• Requirements: State only the number of lines that contain the string "serpsci".

• Exercise data:
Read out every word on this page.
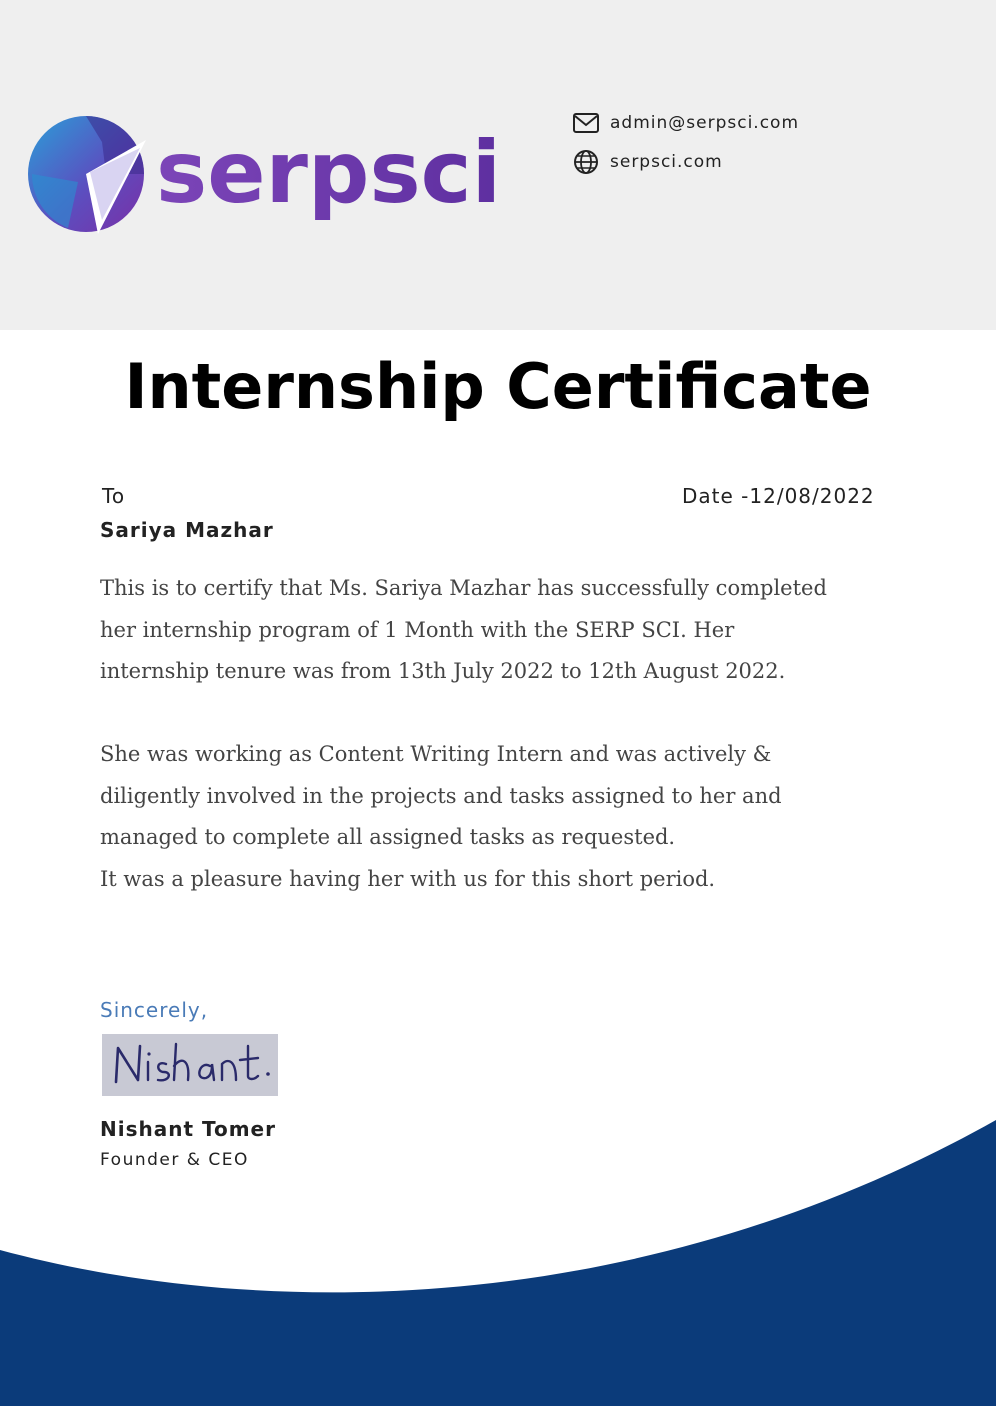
serpsci	admin@serpsci.com
serpsci.com
Internship Certificate
To	Date -12/08/2022
Sariya Mazhar
This is to certify that Ms. Sariya Mazhar has successfully completed
her internship program of 1 Month with the SERP SCI. Her
internship tenure was from 13th July 2022 to 12th August 2022.
She was working as Content Writing Intern and was actively &
diligently involved in the projects and tasks assigned to her and
managed to complete all assigned tasks as requested.
It was a pleasure having her with us for this short period.
Sincerely,
Nishant Tomer
Founder & CEO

• Result: 2